Copy out every line of the items below exactly as they appear, leaving out the pictures.
══ Data section
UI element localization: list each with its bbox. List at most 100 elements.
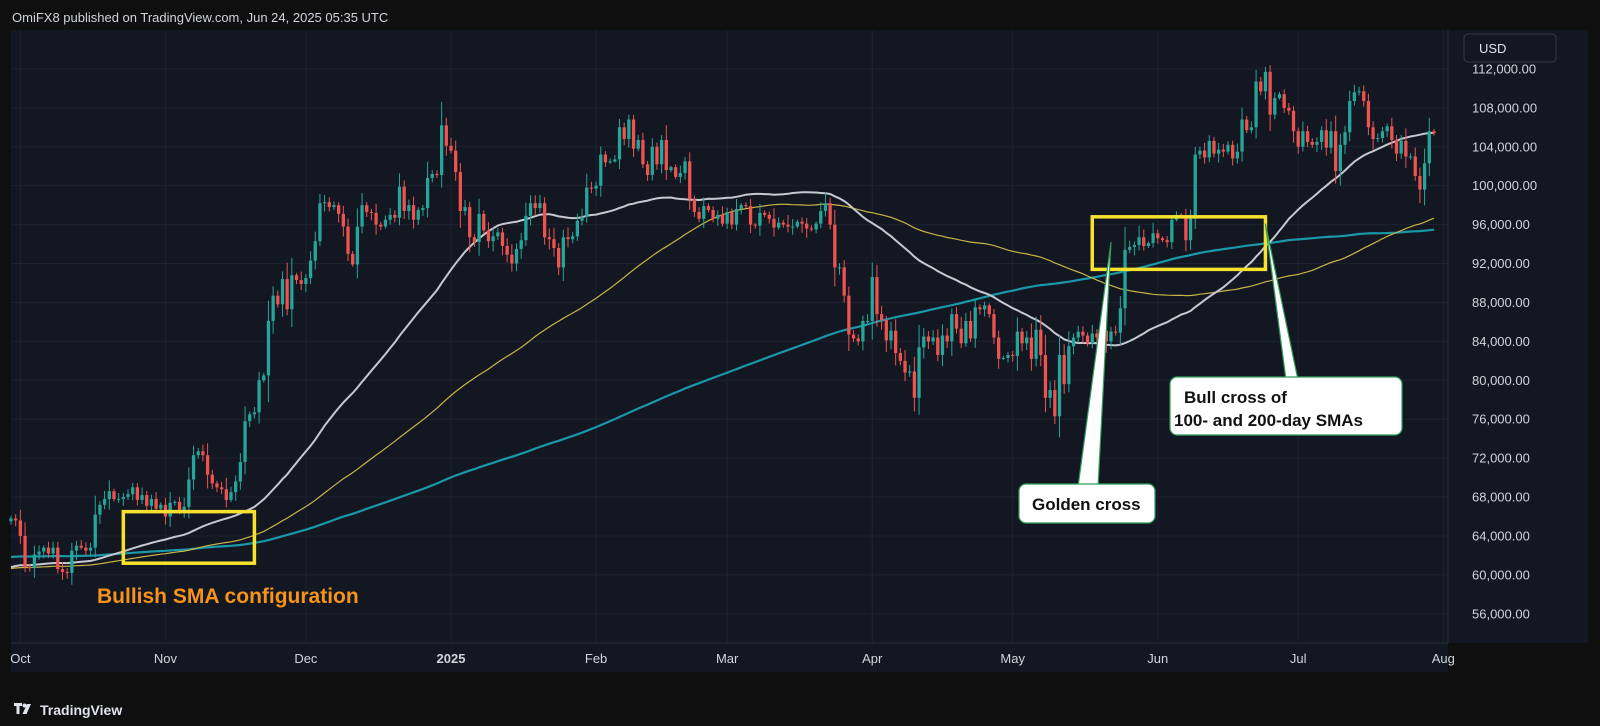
candle-body [575,220,580,237]
candle-body [425,177,430,209]
candle-body [1170,219,1174,243]
candle-body [1043,354,1048,398]
candle-body [1193,154,1197,218]
candle-body [1067,346,1071,385]
candle-body [468,207,472,238]
bull-cross-label-line1: Bull cross of [1184,388,1287,407]
candle-body [585,187,589,217]
candle-body [102,498,107,505]
candle-body [159,504,163,509]
candle-body [1226,144,1230,152]
time-axis[interactable]: Oct Nov Dec 2025 Feb Mar Apr May Jun Jul Aug [10,642,1455,672]
bullish-configuration-label: Bullish SMA configuration [97,585,359,608]
candle-body [1118,308,1122,333]
candle-body [28,567,32,569]
candle-body [1146,243,1151,247]
candle-body [552,239,556,248]
candle-body [917,347,921,398]
candle-body [42,547,46,552]
candle-body [472,237,477,243]
candle-body [959,328,963,344]
candle-body [500,232,505,247]
candle-body [1090,333,1094,344]
candle-body [1081,331,1085,336]
candle-body [1114,331,1118,333]
candle-body [351,253,355,265]
candle-body [884,319,888,341]
candle-body [706,206,711,211]
candle-body [978,307,982,310]
candle-body [1217,149,1221,154]
candle-body [14,518,18,521]
candle-body [496,232,500,237]
candle-body [702,206,706,219]
candle-body [318,203,322,242]
candle-body [528,203,533,216]
time-tick-label: Nov [154,651,178,666]
currency-button[interactable]: USD [1463,33,1557,63]
candle-body [777,222,781,228]
candle-body [1422,163,1427,190]
candle-body [1338,144,1342,172]
candle-body [135,487,140,500]
tradingview-logo-icon[interactable] [12,703,34,717]
candle-body [692,199,697,212]
candle-body [814,223,818,230]
candle-body [411,205,416,220]
candle-body [121,497,125,499]
candle-body [32,554,37,569]
candle-body [219,487,224,490]
candle-body [720,214,725,224]
candle-body [88,547,93,551]
price-tick-label: 72,000.00 [1472,451,1530,466]
candle-body [842,267,846,296]
candle-body [945,335,949,342]
candle-body [93,514,97,548]
candle-body [1282,94,1286,108]
candle-body [173,501,177,503]
candle-body [795,221,800,227]
candle-body [379,224,383,227]
candle-body [627,119,631,139]
candle-body [547,237,551,240]
candle-body [1362,91,1366,102]
candle-body [1291,110,1296,132]
candle-body [435,174,439,176]
price-axis[interactable]: 112,000.00 108,000.00 104,000.00 100,000.00… [1447,30,1588,643]
tradingview-brand[interactable]: TradingView [40,702,123,718]
candle-body [98,504,102,515]
candle-body [931,337,935,342]
time-tick-label: Jun [1147,651,1168,666]
time-tick-label: Dec [294,651,318,666]
price-tick-label: 80,000.00 [1472,373,1530,388]
candle-body [936,337,940,355]
annotation-boxes: Bullish SMA configuration [97,215,1268,608]
candle-body [454,150,458,173]
candle-body [37,551,41,555]
candle-body [393,214,397,218]
candle-body [744,205,748,207]
candle-body [266,320,271,376]
candle-body [837,267,842,269]
candle-body [308,260,313,279]
candle-body [238,462,242,482]
candle-body [1324,130,1328,148]
candle-body [191,455,196,480]
candle-body [365,205,369,212]
candle-body [74,545,79,551]
price-tick-label: 64,000.00 [1472,528,1530,543]
candle-body [898,353,902,361]
candle-body [1071,337,1076,347]
price-chart[interactable]: Bullish SMA configuration Golden cross Bu… [0,0,1600,694]
candle-body [903,360,907,373]
candle-body [964,320,968,344]
candle-body [430,174,434,178]
plot-area[interactable] [11,30,1448,643]
candle-body [1287,107,1291,111]
publisher-text: OmiFX8 published on TradingView.com, Jun… [12,10,389,25]
candle-body [1366,101,1371,128]
candle-body [1427,131,1431,164]
candle-body [950,314,954,342]
candle-body [669,167,673,171]
candle-body [894,330,898,354]
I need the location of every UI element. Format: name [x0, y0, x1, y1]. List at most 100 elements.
════
→ Expected answer:
UI element localization: list each with its bbox. List at most 100 elements.
candle-body [575,220,580,237]
candle-body [425,177,430,209]
candle-body [1170,219,1174,243]
candle-body [1043,354,1048,398]
candle-body [1193,154,1197,218]
candle-body [1067,346,1071,385]
candle-body [468,207,472,238]
bull-cross-label-line1: Bull cross of [1184,388,1287,407]
candle-body [585,187,589,217]
candle-body [102,498,107,505]
candle-body [159,504,163,509]
candle-body [1226,144,1230,152]
time-axis[interactable]: Oct Nov Dec 2025 Feb Mar Apr May Jun Jul Aug [10,642,1455,672]
bullish-configuration-label: Bullish SMA configuration [97,585,359,608]
candle-body [1118,308,1122,333]
candle-body [28,567,32,569]
candle-body [1146,243,1151,247]
candle-body [552,239,556,248]
candle-body [917,347,921,398]
candle-body [42,547,46,552]
candle-body [472,237,477,243]
candle-body [959,328,963,344]
candle-body [500,232,505,247]
candle-body [1090,333,1094,344]
candle-body [1081,331,1085,336]
candle-body [1114,331,1118,333]
candle-body [351,253,355,265]
candle-body [884,319,888,341]
candle-body [706,206,711,211]
candle-body [978,307,982,310]
candle-body [1217,149,1221,154]
candle-body [14,518,18,521]
candle-body [496,232,500,237]
candle-body [702,206,706,219]
candle-body [318,203,322,242]
candle-body [528,203,533,216]
time-tick-label: Nov [154,651,178,666]
currency-button[interactable]: USD [1463,33,1557,63]
candle-body [777,222,781,228]
candle-body [1422,163,1427,190]
candle-body [1338,144,1342,172]
candle-body [135,487,140,500]
tradingview-logo-icon[interactable] [12,703,34,717]
candle-body [692,199,697,212]
candle-body [814,223,818,230]
candle-body [411,205,416,220]
candle-body [121,497,125,499]
candle-body [32,554,37,569]
candle-body [219,487,224,490]
candle-body [720,214,725,224]
candle-body [88,547,93,551]
price-tick-label: 72,000.00 [1472,451,1530,466]
candle-body [842,267,846,296]
candle-body [945,335,949,342]
candle-body [93,514,97,548]
candle-body [1282,94,1286,108]
candle-body [173,501,177,503]
candle-body [795,221,800,227]
candle-body [379,224,383,227]
candle-body [627,119,631,139]
candle-body [547,237,551,240]
candle-body [1362,91,1366,102]
candle-body [1291,110,1296,132]
candle-body [435,174,439,176]
price-axis[interactable]: 112,000.00 108,000.00 104,000.00 100,000.00… [1447,30,1588,643]
tradingview-brand[interactable]: TradingView [40,702,123,718]
candle-body [98,504,102,515]
candle-body [931,337,935,342]
time-tick-label: Jun [1147,651,1168,666]
time-tick-label: Dec [294,651,318,666]
price-tick-label: 80,000.00 [1472,373,1530,388]
candle-body [936,337,940,355]
annotation-boxes: Bullish SMA configuration [97,215,1268,608]
candle-body [454,150,458,173]
candle-body [37,551,41,555]
candle-body [393,214,397,218]
candle-body [744,205,748,207]
candle-body [266,320,271,376]
candle-body [837,267,842,269]
candle-body [308,260,313,279]
candle-body [238,462,242,482]
candle-body [1324,130,1328,148]
candle-body [191,455,196,480]
candle-body [365,205,369,212]
candle-body [74,545,79,551]
price-tick-label: 64,000.00 [1472,528,1530,543]
candle-body [898,353,902,361]
candle-body [1071,337,1076,347]
price-chart[interactable]: Bullish SMA configuration Golden cross Bu… [0,0,1600,694]
candle-body [903,360,907,373]
candle-body [964,320,968,344]
candle-body [430,174,434,178]
plot-area[interactable] [11,30,1448,643]
candle-body [1287,107,1291,111]
publisher-text: OmiFX8 published on TradingView.com, Jun… [12,10,389,25]
candle-body [1366,101,1371,128]
candle-body [1427,131,1431,164]
candle-body [950,314,954,342]
candle-body [669,167,673,171]
candle-body [894,330,898,354]
I need the location of every UI element. Format: name [x0, y0, x1, y1]. List at most 100 elements.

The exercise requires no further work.